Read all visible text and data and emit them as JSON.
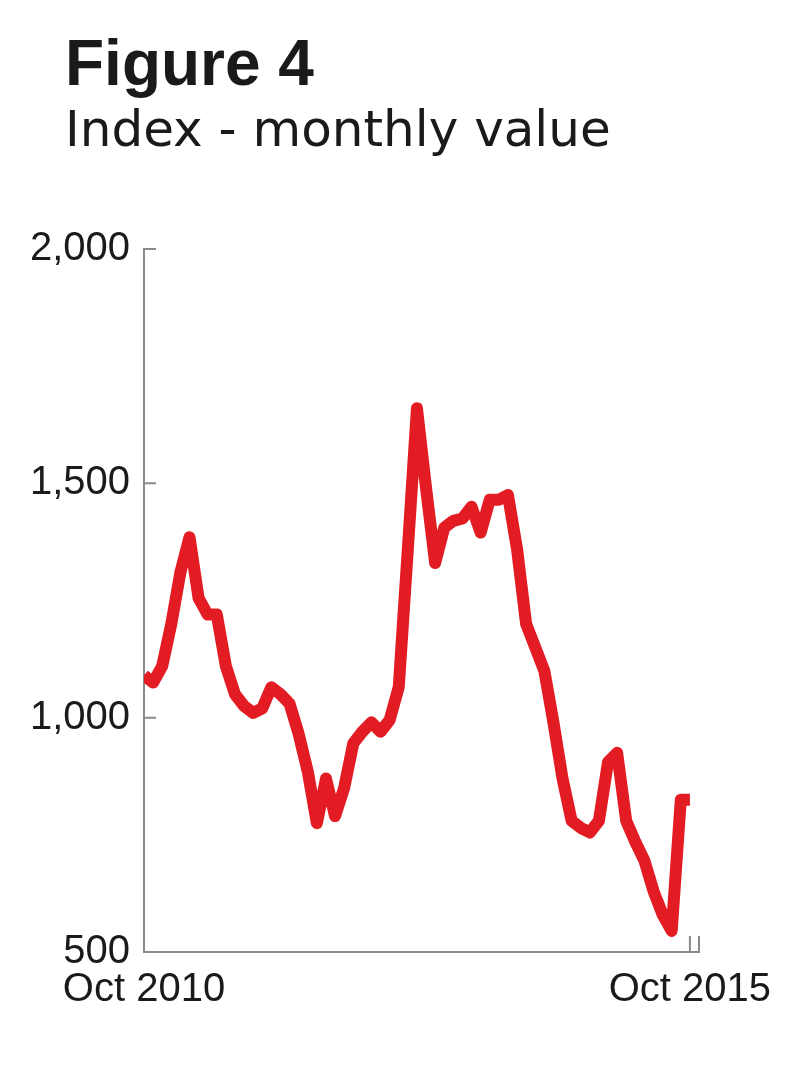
{
  "chart_data": {
    "type": "line",
    "title": "Figure 4",
    "subtitle": "Index - monthly value",
    "x": [
      "2010-10",
      "2010-11",
      "2010-12",
      "2011-01",
      "2011-02",
      "2011-03",
      "2011-04",
      "2011-05",
      "2011-06",
      "2011-07",
      "2011-08",
      "2011-09",
      "2011-10",
      "2011-11",
      "2011-12",
      "2012-01",
      "2012-02",
      "2012-03",
      "2012-04",
      "2012-05",
      "2012-06",
      "2012-07",
      "2012-08",
      "2012-09",
      "2012-10",
      "2012-11",
      "2012-12",
      "2013-01",
      "2013-02",
      "2013-03",
      "2013-04",
      "2013-05",
      "2013-06",
      "2013-07",
      "2013-08",
      "2013-09",
      "2013-10",
      "2013-11",
      "2013-12",
      "2014-01",
      "2014-02",
      "2014-03",
      "2014-04",
      "2014-05",
      "2014-06",
      "2014-07",
      "2014-08",
      "2014-09",
      "2014-10",
      "2014-11",
      "2014-12",
      "2015-01",
      "2015-02",
      "2015-03",
      "2015-04",
      "2015-05",
      "2015-06",
      "2015-07",
      "2015-08",
      "2015-09",
      "2015-10"
    ],
    "series": [
      {
        "color": "#e31b23",
        "values": [
          1090,
          1075,
          1110,
          1200,
          1310,
          1385,
          1255,
          1220,
          1220,
          1110,
          1050,
          1025,
          1010,
          1020,
          1065,
          1050,
          1030,
          965,
          885,
          775,
          870,
          790,
          850,
          945,
          970,
          990,
          970,
          995,
          1065,
          1360,
          1660,
          1490,
          1330,
          1405,
          1420,
          1425,
          1450,
          1395,
          1465,
          1465,
          1475,
          1360,
          1200,
          1150,
          1100,
          990,
          870,
          780,
          765,
          755,
          780,
          905,
          925,
          780,
          735,
          695,
          630,
          580,
          545,
          825,
          825
        ]
      }
    ],
    "xlim": [
      "2010-10",
      "2015-11"
    ],
    "xticks": [
      {
        "value": "2010-10",
        "label": "Oct 2010"
      },
      {
        "value": "2015-10",
        "label": "Oct 2015"
      },
      {
        "value": "2015-11",
        "label": null
      }
    ],
    "ylim": [
      500,
      2000
    ],
    "yticks": [
      500,
      {
        "value": 1000,
        "label": "1,000"
      },
      {
        "value": 1500,
        "label": "1,500"
      },
      {
        "value": 2000,
        "label": "2,000"
      }
    ]
  }
}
※
- _Exercise objective_: Every line that holds the string "label" should be returned.

- _Answer_:
        "label": "Oct 2010"
        "label": "Oct 2015"
        "label": null
        "label": "1,000"
        "label": "1,500"
        "label": "2,000"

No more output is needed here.